As you dont follow any of the 5k's (from your other msg's), you are by definition not a Sikh. If you did have some of the 5k's it shows that you are  trying to be one at least. 

"_Has anyone been enlightened so far? Tell me..._"

You are lost in your own world. You obiviously neednt read books of Gursikhs life stories or met any Gursikhs (I havent met any too but am reading their books and their lives). Books on Gursikhs such as Bhai Randhir Singh Ji aamong many others.

This shows that you have not BOTHERED to read mine or probably others advice to you.

"_I think the Sikh Gurus were aware of the truth, and people just taken it the wrong way. Sikh gurus were pure concious, thats all in life there is to be learnt, to have pure concious, that means respect everything, religion comes and goes! And yes kaur sister, you are being ignorant. The Sikh gurus were truth and bliss from god. They were one with god, they didnt have to create a religion, Guru nanak didnt even have to create a religion, but guru ji created a religion because there was a time and place for it, it was needed. Religion was what god wanted at that time to settle the differences between muslims and hindus. Guru Nanak dev ji even knew of it, that religion is not needed, but guruji had to because his enlightened experience with god told guru ji to come up with a religion. And Guru Gobind singh ji came up with what the people of india needed to keep them going as the guru knew that these people will never understand pure concious, so they had to carry on the religion. Right now, i think there are so many sikhs, trying to get enlightened, because theres nothing else for them that makes them happy. They get bored, so they decide to make something their everything._"

- [Items]
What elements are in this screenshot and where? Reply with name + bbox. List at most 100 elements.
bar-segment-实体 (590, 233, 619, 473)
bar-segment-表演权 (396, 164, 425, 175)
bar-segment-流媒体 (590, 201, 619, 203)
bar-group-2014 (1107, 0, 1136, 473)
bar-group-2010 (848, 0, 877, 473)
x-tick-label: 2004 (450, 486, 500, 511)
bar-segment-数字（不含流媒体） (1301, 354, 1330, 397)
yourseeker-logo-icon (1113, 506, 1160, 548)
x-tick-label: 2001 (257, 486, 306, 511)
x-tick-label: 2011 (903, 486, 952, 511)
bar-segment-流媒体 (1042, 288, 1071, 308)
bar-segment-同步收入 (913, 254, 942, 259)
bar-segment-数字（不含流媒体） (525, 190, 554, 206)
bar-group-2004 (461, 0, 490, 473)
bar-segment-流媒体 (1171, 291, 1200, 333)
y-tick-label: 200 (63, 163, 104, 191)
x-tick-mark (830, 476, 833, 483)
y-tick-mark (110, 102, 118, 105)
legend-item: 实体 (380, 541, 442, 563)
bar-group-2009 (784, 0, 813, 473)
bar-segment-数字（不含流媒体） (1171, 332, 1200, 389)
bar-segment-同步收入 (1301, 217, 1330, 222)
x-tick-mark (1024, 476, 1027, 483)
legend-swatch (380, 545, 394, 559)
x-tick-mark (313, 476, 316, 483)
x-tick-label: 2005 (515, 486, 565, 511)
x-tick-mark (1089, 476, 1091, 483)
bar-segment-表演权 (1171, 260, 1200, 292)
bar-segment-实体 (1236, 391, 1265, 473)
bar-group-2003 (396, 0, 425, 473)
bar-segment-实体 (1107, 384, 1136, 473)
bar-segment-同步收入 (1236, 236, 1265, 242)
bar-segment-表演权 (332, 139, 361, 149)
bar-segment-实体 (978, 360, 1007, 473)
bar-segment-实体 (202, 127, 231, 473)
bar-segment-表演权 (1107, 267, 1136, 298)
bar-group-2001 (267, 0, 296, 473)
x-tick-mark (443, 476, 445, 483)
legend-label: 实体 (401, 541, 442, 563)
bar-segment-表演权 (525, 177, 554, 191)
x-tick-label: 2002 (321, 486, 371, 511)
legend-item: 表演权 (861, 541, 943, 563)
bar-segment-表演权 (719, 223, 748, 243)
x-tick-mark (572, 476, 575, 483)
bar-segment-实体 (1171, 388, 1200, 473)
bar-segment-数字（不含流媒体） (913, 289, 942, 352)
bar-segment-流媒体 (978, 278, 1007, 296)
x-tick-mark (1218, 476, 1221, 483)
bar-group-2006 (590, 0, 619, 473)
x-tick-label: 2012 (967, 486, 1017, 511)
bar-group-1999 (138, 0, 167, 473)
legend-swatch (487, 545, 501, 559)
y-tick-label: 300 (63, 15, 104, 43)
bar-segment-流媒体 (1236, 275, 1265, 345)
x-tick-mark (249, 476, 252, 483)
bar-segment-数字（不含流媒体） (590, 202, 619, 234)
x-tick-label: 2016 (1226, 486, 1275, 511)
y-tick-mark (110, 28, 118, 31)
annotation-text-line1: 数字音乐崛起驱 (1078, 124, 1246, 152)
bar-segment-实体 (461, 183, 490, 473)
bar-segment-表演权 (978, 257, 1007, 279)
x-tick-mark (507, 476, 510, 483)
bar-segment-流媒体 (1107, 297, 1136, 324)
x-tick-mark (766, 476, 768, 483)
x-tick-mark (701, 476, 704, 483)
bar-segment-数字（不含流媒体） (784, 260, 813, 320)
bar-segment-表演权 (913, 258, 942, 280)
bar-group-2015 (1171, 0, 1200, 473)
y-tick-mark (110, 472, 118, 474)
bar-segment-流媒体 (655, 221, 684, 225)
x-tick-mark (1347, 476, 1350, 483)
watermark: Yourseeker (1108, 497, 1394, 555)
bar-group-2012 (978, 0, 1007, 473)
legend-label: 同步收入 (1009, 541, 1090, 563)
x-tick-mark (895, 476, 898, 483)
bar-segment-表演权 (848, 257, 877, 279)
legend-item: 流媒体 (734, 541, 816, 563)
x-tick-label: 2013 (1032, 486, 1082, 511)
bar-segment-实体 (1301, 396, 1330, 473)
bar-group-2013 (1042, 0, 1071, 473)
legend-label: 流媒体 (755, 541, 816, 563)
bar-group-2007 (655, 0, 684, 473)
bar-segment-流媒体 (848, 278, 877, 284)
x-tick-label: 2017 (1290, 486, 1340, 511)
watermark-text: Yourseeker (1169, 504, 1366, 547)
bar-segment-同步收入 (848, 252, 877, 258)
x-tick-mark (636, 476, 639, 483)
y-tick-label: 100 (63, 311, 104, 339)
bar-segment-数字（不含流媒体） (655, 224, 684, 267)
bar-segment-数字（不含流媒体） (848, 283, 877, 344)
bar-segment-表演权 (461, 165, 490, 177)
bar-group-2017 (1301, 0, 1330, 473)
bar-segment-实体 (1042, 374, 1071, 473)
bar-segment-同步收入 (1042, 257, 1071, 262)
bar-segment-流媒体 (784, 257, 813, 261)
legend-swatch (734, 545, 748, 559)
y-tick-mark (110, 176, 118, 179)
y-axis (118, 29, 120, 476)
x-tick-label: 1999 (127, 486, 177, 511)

- [Stated exercise A] Put the records, from their first line through the line containing "legend-label: 实体 (401, 541, 442, 563)", into a Markdown table with the columns Row and Entry. Number each row and leave out blank lines.
- [Stated exercise B] Continue the forum reply about Sikh practice and the Gurus, starting after its last sentence.

- [Task answer A]
| Row | Entry |
|---|---|
| 1 | What elements are in this screenshot and where? Reply with name + bbox. List at most 100 elements. |
| 2 | bar-segment-实体 (590, 233, 619, 473) |
| 3 | bar-segment-表演权 (396, 164, 425, 175) |
| 4 | bar-segment-流媒体 (590, 201, 619, 203) |
| 5 | bar-group-2014 (1107, 0, 1136, 473) |
| 6 | bar-group-2010 (848, 0, 877, 473) |
| 7 | x-tick-label: 2004 (450, 486, 500, 511) |
| 8 | bar-segment-数字（不含流媒体） (1301, 354, 1330, 397) |
| 9 | yourseeker-logo-icon (1113, 506, 1160, 548) |
| 10 | x-tick-label: 2001 (257, 486, 306, 511) |
| 11 | x-tick-label: 2011 (903, 486, 952, 511) |
| 12 | bar-segment-流媒体 (1042, 288, 1071, 308) |
| 13 | bar-segment-同步收入 (913, 254, 942, 259) |
| 14 | bar-segment-数字（不含流媒体） (525, 190, 554, 206) |
| 15 | bar-group-2004 (461, 0, 490, 473) |
| 16 | bar-segment-流媒体 (1171, 291, 1200, 333) |
| 17 | y-tick-label: 200 (63, 163, 104, 191) |
| 18 | x-tick-mark (830, 476, 833, 483) |
| 19 | y-tick-mark (110, 102, 118, 105) |
| 20 | legend-item: 实体 (380, 541, 442, 563) |
| 21 | bar-group-2009 (784, 0, 813, 473) |
| 22 | bar-segment-数字（不含流媒体） (1171, 332, 1200, 389) |
| 23 | bar-segment-同步收入 (1301, 217, 1330, 222) |
| 24 | x-tick-mark (1024, 476, 1027, 483) |
| 25 | legend-swatch (380, 545, 394, 559) |
| 26 | x-tick-mark (313, 476, 316, 483) |
| 27 | x-tick-label: 2005 (515, 486, 565, 511) |
| 28 | x-tick-mark (1089, 476, 1091, 483) |
| 29 | bar-segment-表演权 (1171, 260, 1200, 292) |
| 30 | bar-segment-实体 (1236, 391, 1265, 473) |
| 31 | bar-group-2003 (396, 0, 425, 473) |
| 32 | bar-segment-实体 (1107, 384, 1136, 473) |
| 33 | bar-segment-同步收入 (1236, 236, 1265, 242) |
| 34 | bar-segment-表演权 (332, 139, 361, 149) |
| 35 | bar-segment-实体 (978, 360, 1007, 473) |
| 36 | bar-segment-实体 (202, 127, 231, 473) |
| 37 | bar-segment-表演权 (1107, 267, 1136, 298) |
| 38 | bar-group-2001 (267, 0, 296, 473) |
| 39 | x-tick-mark (443, 476, 445, 483) |
| 40 | legend-label: 实体 (401, 541, 442, 563) |

- [Task answer B]
Waffling on as usual. Like a pendulum. You are definately lost in *"duality*" and have massive "*doubt*" in you. Look up the meaning of "doubt" in the english dictionary.

" _Just be yourself in life, be as pure as you can. Dont stick to one thing, otherwise you dont learn in life. Be yourself!!_"

Hmmm..Its a Sikh Forum. So try and be a good Sikh and pure as a khalsa one day (which I am also trying to achieve). 

"_And what are you talking about! You get too excited, just cos some old people say to you you shouldnt listen to saints and yogis etc you say they are wrong. To many people been telling you too much not to do this, not to do that._"

What people are telling me what?. I dont think I need people to tell me this. It doesnt need a *genius* to work this out. You only need God given common  sense to work it out. Only the strong minded Sikh ie with no doubt in the believe of SGGSJ and Gurbani can in my opinion watch this type of programs of 'this and that baba's' without being brainwashed. In my opinion from your various comments on your believe and Sikhi (again I say *Sikhi because this a Sikh forum site*) I would catergorise you in the lost sheep category.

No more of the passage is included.